Written exercise | Below are some records; repeat them all exactly, minus the pictures.

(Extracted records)
------------------------------------

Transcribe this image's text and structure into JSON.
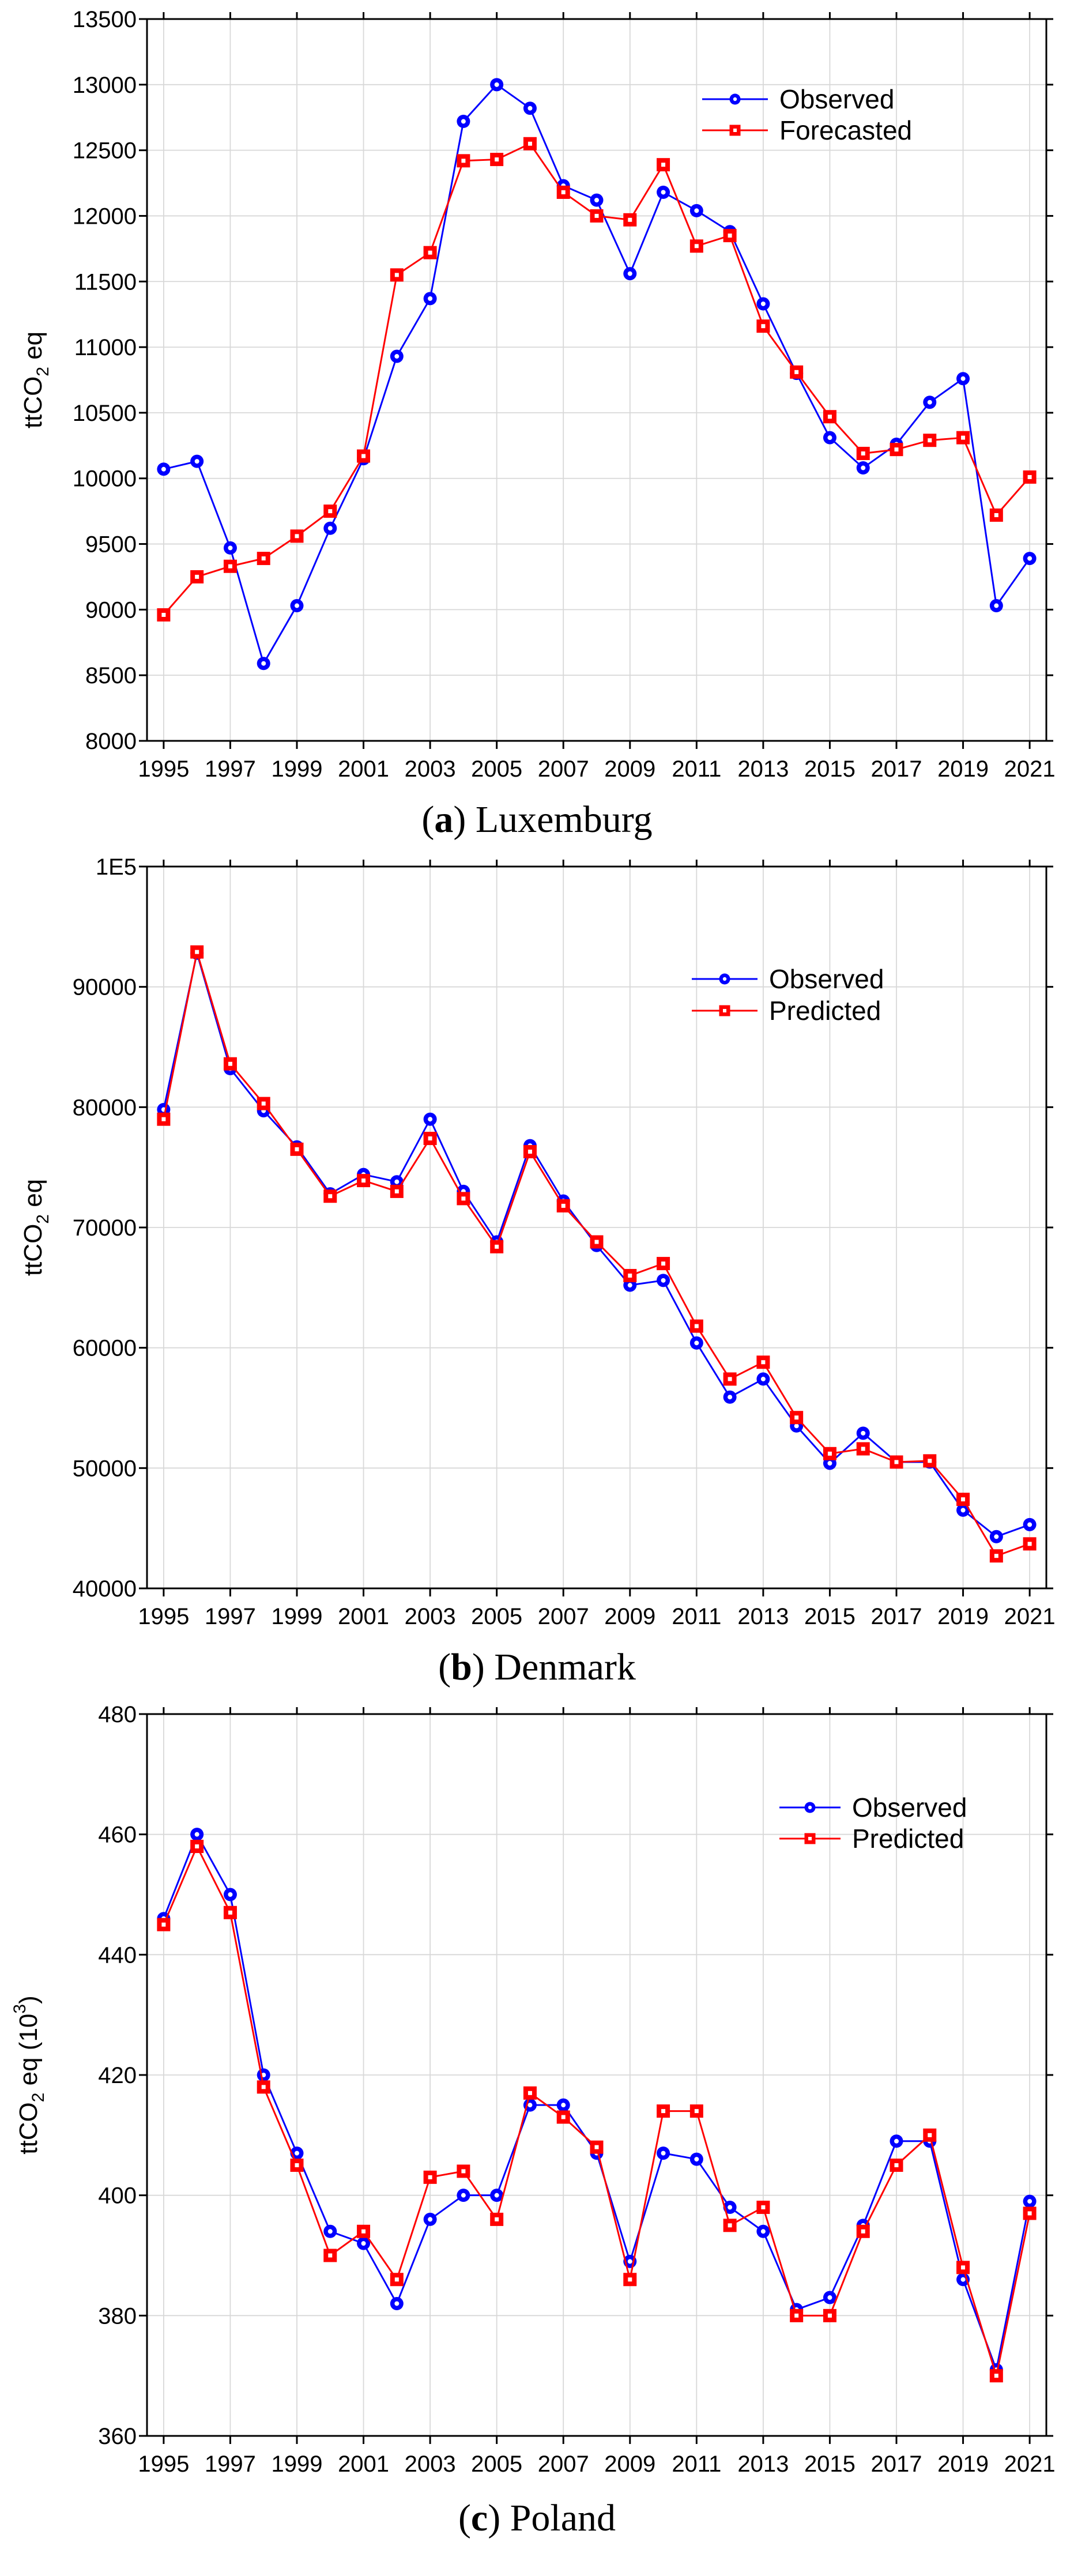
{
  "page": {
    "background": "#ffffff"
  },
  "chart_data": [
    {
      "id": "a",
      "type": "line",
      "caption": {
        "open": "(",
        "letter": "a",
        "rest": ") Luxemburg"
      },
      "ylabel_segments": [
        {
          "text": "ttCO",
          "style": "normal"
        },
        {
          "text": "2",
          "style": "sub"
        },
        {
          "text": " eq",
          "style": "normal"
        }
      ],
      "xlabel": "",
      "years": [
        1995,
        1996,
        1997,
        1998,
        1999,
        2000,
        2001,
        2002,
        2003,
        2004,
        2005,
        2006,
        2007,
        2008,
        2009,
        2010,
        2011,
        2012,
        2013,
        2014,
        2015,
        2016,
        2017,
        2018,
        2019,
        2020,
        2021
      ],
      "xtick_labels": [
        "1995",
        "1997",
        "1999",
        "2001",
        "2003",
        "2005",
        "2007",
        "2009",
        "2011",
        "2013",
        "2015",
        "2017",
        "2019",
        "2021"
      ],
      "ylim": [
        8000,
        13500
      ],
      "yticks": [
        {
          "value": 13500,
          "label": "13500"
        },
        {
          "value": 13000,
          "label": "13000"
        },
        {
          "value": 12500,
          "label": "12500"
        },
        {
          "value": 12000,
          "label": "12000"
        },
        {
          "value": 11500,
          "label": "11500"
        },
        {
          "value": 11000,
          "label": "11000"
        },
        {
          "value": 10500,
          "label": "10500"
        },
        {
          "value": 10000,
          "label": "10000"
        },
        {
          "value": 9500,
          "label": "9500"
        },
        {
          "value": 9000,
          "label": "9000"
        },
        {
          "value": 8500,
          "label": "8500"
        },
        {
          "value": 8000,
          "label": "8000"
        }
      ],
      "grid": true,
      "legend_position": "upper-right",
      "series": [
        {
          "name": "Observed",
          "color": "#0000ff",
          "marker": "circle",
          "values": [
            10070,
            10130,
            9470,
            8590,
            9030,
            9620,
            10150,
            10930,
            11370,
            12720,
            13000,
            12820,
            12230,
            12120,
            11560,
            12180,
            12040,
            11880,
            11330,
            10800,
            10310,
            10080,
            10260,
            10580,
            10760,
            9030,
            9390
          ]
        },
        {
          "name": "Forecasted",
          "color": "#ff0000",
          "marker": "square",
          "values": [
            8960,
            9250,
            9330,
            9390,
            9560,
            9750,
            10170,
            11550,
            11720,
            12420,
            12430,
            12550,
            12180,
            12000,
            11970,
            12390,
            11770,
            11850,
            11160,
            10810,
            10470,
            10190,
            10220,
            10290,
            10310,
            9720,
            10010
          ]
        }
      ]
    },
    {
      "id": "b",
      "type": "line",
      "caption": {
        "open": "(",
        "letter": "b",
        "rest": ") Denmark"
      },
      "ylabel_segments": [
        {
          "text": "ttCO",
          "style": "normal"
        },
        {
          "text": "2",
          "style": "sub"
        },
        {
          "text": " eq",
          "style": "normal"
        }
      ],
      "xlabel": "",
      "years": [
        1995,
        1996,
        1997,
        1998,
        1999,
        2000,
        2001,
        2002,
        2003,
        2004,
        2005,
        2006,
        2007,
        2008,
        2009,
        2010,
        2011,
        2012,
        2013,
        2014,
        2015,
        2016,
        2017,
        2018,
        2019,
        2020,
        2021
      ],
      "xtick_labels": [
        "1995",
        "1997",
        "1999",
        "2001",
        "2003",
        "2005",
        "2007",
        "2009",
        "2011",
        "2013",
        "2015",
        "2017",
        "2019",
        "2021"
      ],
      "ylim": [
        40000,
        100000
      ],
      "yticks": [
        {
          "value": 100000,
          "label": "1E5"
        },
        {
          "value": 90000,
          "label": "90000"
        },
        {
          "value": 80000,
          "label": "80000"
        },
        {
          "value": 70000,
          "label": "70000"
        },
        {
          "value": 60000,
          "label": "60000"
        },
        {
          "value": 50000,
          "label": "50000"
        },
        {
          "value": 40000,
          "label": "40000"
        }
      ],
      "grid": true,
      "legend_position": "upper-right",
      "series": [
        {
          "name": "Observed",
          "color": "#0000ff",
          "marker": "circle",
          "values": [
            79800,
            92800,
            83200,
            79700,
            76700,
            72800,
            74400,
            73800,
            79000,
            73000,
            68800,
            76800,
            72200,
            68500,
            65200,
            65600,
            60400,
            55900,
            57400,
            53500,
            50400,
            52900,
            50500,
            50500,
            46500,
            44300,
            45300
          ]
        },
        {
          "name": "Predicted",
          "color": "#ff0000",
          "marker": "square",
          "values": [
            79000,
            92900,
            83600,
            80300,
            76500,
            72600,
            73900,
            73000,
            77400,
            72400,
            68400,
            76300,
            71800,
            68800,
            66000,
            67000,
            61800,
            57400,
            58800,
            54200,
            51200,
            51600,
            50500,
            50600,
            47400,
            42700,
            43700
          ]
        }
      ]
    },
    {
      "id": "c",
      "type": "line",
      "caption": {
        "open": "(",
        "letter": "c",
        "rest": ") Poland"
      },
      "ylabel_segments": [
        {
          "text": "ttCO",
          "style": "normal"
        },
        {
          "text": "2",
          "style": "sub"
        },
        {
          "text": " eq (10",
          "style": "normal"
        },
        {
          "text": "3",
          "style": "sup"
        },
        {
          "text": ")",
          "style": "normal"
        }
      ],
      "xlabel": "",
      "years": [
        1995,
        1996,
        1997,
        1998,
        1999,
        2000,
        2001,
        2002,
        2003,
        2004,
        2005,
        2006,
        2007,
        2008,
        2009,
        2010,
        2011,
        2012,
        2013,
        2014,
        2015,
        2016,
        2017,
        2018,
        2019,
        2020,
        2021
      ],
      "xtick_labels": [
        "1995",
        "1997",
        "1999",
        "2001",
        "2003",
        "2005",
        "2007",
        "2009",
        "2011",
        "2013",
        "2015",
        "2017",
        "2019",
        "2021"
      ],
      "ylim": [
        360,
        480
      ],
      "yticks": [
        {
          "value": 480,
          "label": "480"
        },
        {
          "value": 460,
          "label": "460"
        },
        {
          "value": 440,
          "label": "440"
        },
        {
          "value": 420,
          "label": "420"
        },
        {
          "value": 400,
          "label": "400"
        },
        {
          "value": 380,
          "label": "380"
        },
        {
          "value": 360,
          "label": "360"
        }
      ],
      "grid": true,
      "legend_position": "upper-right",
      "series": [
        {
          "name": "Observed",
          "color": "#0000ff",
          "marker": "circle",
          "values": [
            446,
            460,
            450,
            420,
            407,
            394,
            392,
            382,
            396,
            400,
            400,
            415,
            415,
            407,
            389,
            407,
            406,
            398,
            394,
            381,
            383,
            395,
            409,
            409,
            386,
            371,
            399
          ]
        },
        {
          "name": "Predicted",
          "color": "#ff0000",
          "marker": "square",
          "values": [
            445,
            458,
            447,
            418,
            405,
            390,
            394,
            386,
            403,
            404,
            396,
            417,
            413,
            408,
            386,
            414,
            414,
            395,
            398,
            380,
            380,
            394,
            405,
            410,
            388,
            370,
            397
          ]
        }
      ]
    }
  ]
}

------------------------------------

Solution to the problem |
Transcribe this image's text and structure into JSON.
{
  "page": {
    "background": "#ffffff"
  },
  "chart_data": [
    {
      "id": "a",
      "type": "line",
      "caption": {
        "open": "(",
        "letter": "a",
        "rest": ") Luxemburg"
      },
      "ylabel_segments": [
        {
          "text": "ttCO",
          "style": "normal"
        },
        {
          "text": "2",
          "style": "sub"
        },
        {
          "text": " eq",
          "style": "normal"
        }
      ],
      "xlabel": "",
      "years": [
        1995,
        1996,
        1997,
        1998,
        1999,
        2000,
        2001,
        2002,
        2003,
        2004,
        2005,
        2006,
        2007,
        2008,
        2009,
        2010,
        2011,
        2012,
        2013,
        2014,
        2015,
        2016,
        2017,
        2018,
        2019,
        2020,
        2021
      ],
      "xtick_labels": [
        "1995",
        "1997",
        "1999",
        "2001",
        "2003",
        "2005",
        "2007",
        "2009",
        "2011",
        "2013",
        "2015",
        "2017",
        "2019",
        "2021"
      ],
      "ylim": [
        8000,
        13500
      ],
      "yticks": [
        {
          "value": 13500,
          "label": "13500"
        },
        {
          "value": 13000,
          "label": "13000"
        },
        {
          "value": 12500,
          "label": "12500"
        },
        {
          "value": 12000,
          "label": "12000"
        },
        {
          "value": 11500,
          "label": "11500"
        },
        {
          "value": 11000,
          "label": "11000"
        },
        {
          "value": 10500,
          "label": "10500"
        },
        {
          "value": 10000,
          "label": "10000"
        },
        {
          "value": 9500,
          "label": "9500"
        },
        {
          "value": 9000,
          "label": "9000"
        },
        {
          "value": 8500,
          "label": "8500"
        },
        {
          "value": 8000,
          "label": "8000"
        }
      ],
      "grid": true,
      "legend_position": "upper-right",
      "series": [
        {
          "name": "Observed",
          "color": "#0000ff",
          "marker": "circle",
          "values": [
            10070,
            10130,
            9470,
            8590,
            9030,
            9620,
            10150,
            10930,
            11370,
            12720,
            13000,
            12820,
            12230,
            12120,
            11560,
            12180,
            12040,
            11880,
            11330,
            10800,
            10310,
            10080,
            10260,
            10580,
            10760,
            9030,
            9390
          ]
        },
        {
          "name": "Forecasted",
          "color": "#ff0000",
          "marker": "square",
          "values": [
            8960,
            9250,
            9330,
            9390,
            9560,
            9750,
            10170,
            11550,
            11720,
            12420,
            12430,
            12550,
            12180,
            12000,
            11970,
            12390,
            11770,
            11850,
            11160,
            10810,
            10470,
            10190,
            10220,
            10290,
            10310,
            9720,
            10010
          ]
        }
      ]
    },
    {
      "id": "b",
      "type": "line",
      "caption": {
        "open": "(",
        "letter": "b",
        "rest": ") Denmark"
      },
      "ylabel_segments": [
        {
          "text": "ttCO",
          "style": "normal"
        },
        {
          "text": "2",
          "style": "sub"
        },
        {
          "text": " eq",
          "style": "normal"
        }
      ],
      "xlabel": "",
      "years": [
        1995,
        1996,
        1997,
        1998,
        1999,
        2000,
        2001,
        2002,
        2003,
        2004,
        2005,
        2006,
        2007,
        2008,
        2009,
        2010,
        2011,
        2012,
        2013,
        2014,
        2015,
        2016,
        2017,
        2018,
        2019,
        2020,
        2021
      ],
      "xtick_labels": [
        "1995",
        "1997",
        "1999",
        "2001",
        "2003",
        "2005",
        "2007",
        "2009",
        "2011",
        "2013",
        "2015",
        "2017",
        "2019",
        "2021"
      ],
      "ylim": [
        40000,
        100000
      ],
      "yticks": [
        {
          "value": 100000,
          "label": "1E5"
        },
        {
          "value": 90000,
          "label": "90000"
        },
        {
          "value": 80000,
          "label": "80000"
        },
        {
          "value": 70000,
          "label": "70000"
        },
        {
          "value": 60000,
          "label": "60000"
        },
        {
          "value": 50000,
          "label": "50000"
        },
        {
          "value": 40000,
          "label": "40000"
        }
      ],
      "grid": true,
      "legend_position": "upper-right",
      "series": [
        {
          "name": "Observed",
          "color": "#0000ff",
          "marker": "circle",
          "values": [
            79800,
            92800,
            83200,
            79700,
            76700,
            72800,
            74400,
            73800,
            79000,
            73000,
            68800,
            76800,
            72200,
            68500,
            65200,
            65600,
            60400,
            55900,
            57400,
            53500,
            50400,
            52900,
            50500,
            50500,
            46500,
            44300,
            45300
          ]
        },
        {
          "name": "Predicted",
          "color": "#ff0000",
          "marker": "square",
          "values": [
            79000,
            92900,
            83600,
            80300,
            76500,
            72600,
            73900,
            73000,
            77400,
            72400,
            68400,
            76300,
            71800,
            68800,
            66000,
            67000,
            61800,
            57400,
            58800,
            54200,
            51200,
            51600,
            50500,
            50600,
            47400,
            42700,
            43700
          ]
        }
      ]
    },
    {
      "id": "c",
      "type": "line",
      "caption": {
        "open": "(",
        "letter": "c",
        "rest": ") Poland"
      },
      "ylabel_segments": [
        {
          "text": "ttCO",
          "style": "normal"
        },
        {
          "text": "2",
          "style": "sub"
        },
        {
          "text": " eq (10",
          "style": "normal"
        },
        {
          "text": "3",
          "style": "sup"
        },
        {
          "text": ")",
          "style": "normal"
        }
      ],
      "xlabel": "",
      "years": [
        1995,
        1996,
        1997,
        1998,
        1999,
        2000,
        2001,
        2002,
        2003,
        2004,
        2005,
        2006,
        2007,
        2008,
        2009,
        2010,
        2011,
        2012,
        2013,
        2014,
        2015,
        2016,
        2017,
        2018,
        2019,
        2020,
        2021
      ],
      "xtick_labels": [
        "1995",
        "1997",
        "1999",
        "2001",
        "2003",
        "2005",
        "2007",
        "2009",
        "2011",
        "2013",
        "2015",
        "2017",
        "2019",
        "2021"
      ],
      "ylim": [
        360,
        480
      ],
      "yticks": [
        {
          "value": 480,
          "label": "480"
        },
        {
          "value": 460,
          "label": "460"
        },
        {
          "value": 440,
          "label": "440"
        },
        {
          "value": 420,
          "label": "420"
        },
        {
          "value": 400,
          "label": "400"
        },
        {
          "value": 380,
          "label": "380"
        },
        {
          "value": 360,
          "label": "360"
        }
      ],
      "grid": true,
      "legend_position": "upper-right",
      "series": [
        {
          "name": "Observed",
          "color": "#0000ff",
          "marker": "circle",
          "values": [
            446,
            460,
            450,
            420,
            407,
            394,
            392,
            382,
            396,
            400,
            400,
            415,
            415,
            407,
            389,
            407,
            406,
            398,
            394,
            381,
            383,
            395,
            409,
            409,
            386,
            371,
            399
          ]
        },
        {
          "name": "Predicted",
          "color": "#ff0000",
          "marker": "square",
          "values": [
            445,
            458,
            447,
            418,
            405,
            390,
            394,
            386,
            403,
            404,
            396,
            417,
            413,
            408,
            386,
            414,
            414,
            395,
            398,
            380,
            380,
            394,
            405,
            410,
            388,
            370,
            397
          ]
        }
      ]
    }
  ]
}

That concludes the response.